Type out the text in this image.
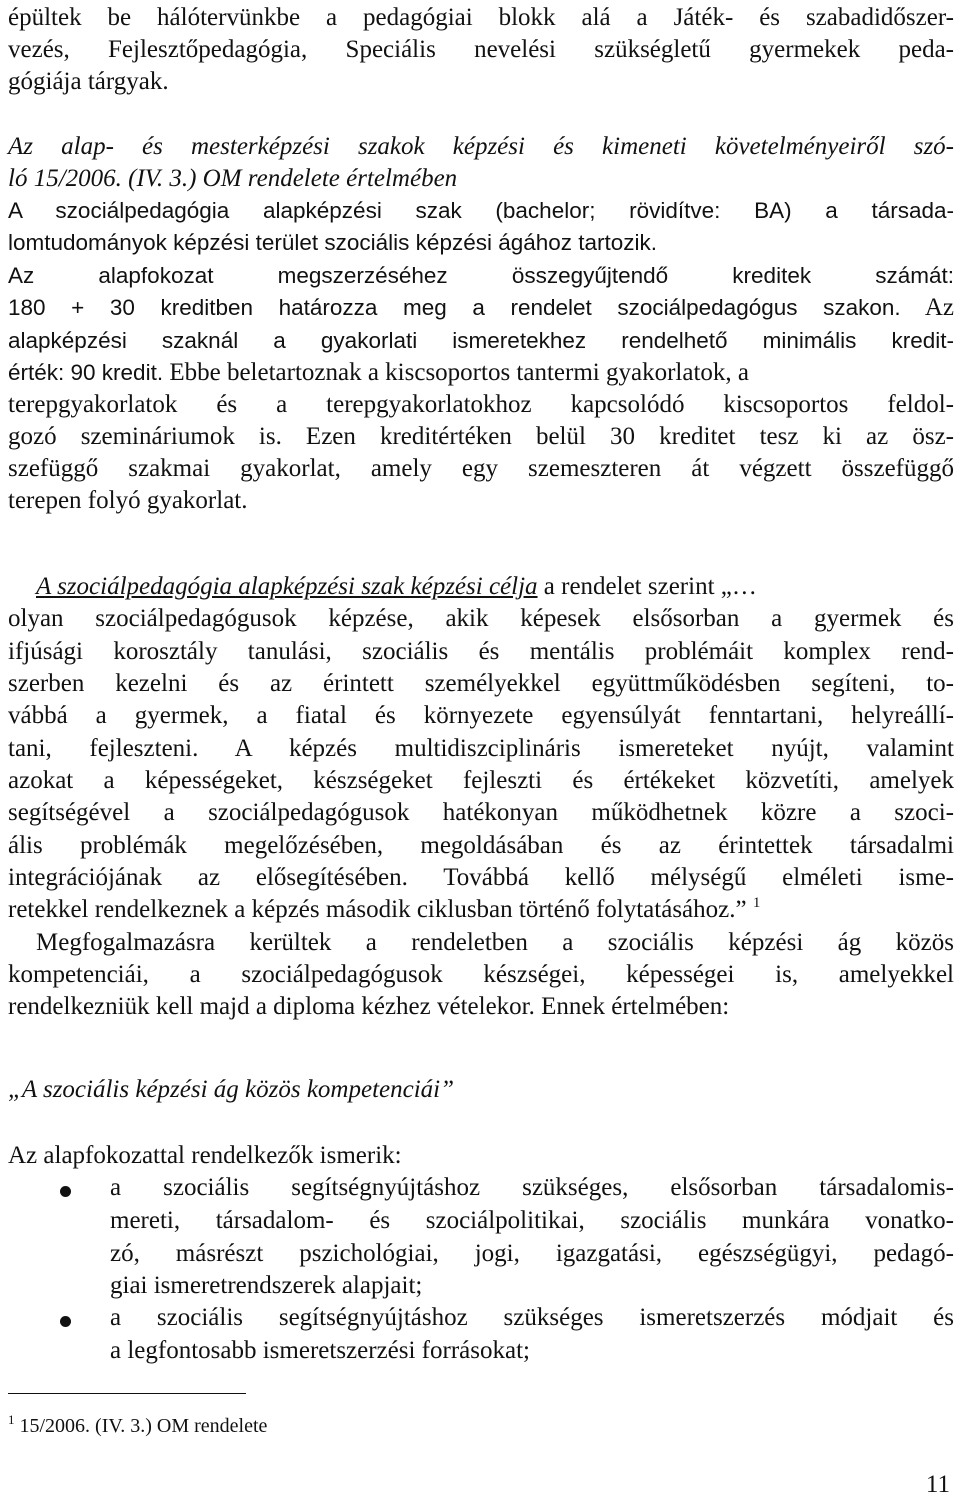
épültek be hálótervünkbe a pedagógiai blokk alá a Játék- és szabadidőszer-
vezés, Fejlesztőpedagógia, Speciális nevelési szükségletű gyermekek peda-
gógiája tárgyak.
Az alap- és mesterképzési szakok képzési és kimeneti követelményeiről szó-
ló 15/2006. (IV. 3.) OM rendelete értelmében
A szociálpedagógia alapképzési szak (bachelor; rövidítve: BA) a társada-
lomtudományok képzési terület szociális képzési ágához tartozik.
Az alapfokozat megszerzéséhez összegyűjtendő kreditek számát:
180 + 30 kreditben határozza meg a rendelet szociálpedagógus szakon. Az
alapképzési szaknál a gyakorlati ismeretekhez rendelhető minimális kredit-
érték: 90 kredit. Ebbe beletartoznak a kiscsoportos tantermi gyakorlatok, a
terepgyakorlatok és a terepgyakorlatokhoz kapcsolódó kiscsoportos feldol-
gozó szemináriumok is. Ezen kreditértéken belül 30 kreditet tesz ki az ösz-
szefüggő szakmai gyakorlat, amely egy szemeszteren át végzett összefüggő
terepen folyó gyakorlat.
A szociálpedagógia alapképzési szak képzési célja a rendelet szerint „…
olyan szociálpedagógusok képzése, akik képesek elsősorban a gyermek és
ifjúsági korosztály tanulási, szociális és mentális problémáit komplex rend-
szerben kezelni és az érintett személyekkel együttműködésben segíteni, to-
vábbá a gyermek, a fiatal és környezete egyensúlyát fenntartani, helyreállí-
tani, fejleszteni. A képzés multidiszciplináris ismereteket nyújt, valamint
azokat a képességeket, készségeket fejleszti és értékeket közvetíti, amelyek
segítségével a szociálpedagógusok hatékonyan működhetnek közre a szoci-
ális problémák megelőzésében, megoldásában és az érintettek társadalmi
integrációjának az elősegítésében. Továbbá kellő mélységű elméleti isme-
retekkel rendelkeznek a képzés második ciklusban történő folytatásához.” $^1$
Megfogalmazásra kerültek a rendeletben a szociális képzési ág közös
kompetenciái, a szociálpedagógusok készségei, képességei is, amelyekkel
rendelkezniük kell majd a diploma kézhez vételekor. Ennek értelmében:
„A szociális képzési ág közös kompetenciái”
Az alapfokozattal rendelkezők ismerik:
a szociális segítségnyújtáshoz szükséges, elsősorban társadalomis-
mereti, társadalom- és szociálpolitikai, szociális munkára vonatko-
zó, másrészt pszichológiai, jogi, igazgatási, egészségügyi, pedagó-
giai ismeretrendszerek alapjait;
a szociális segítségnyújtáshoz szükséges ismeretszerzés módjait és
a legfontosabb ismeretszerzési forrásokat;
$^1$ 15/2006. (IV. 3.) OM rendelete
11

------------------------------------------------------------------------

Look through the entries above; copy each line where the string "szociálpedagógia" appears.

## Expected answer
A szociálpedagógia alapképzési szak (bachelor; rövidítve: BA) a társada-
A szociálpedagógia alapképzési szak képzési célja a rendelet szerint „…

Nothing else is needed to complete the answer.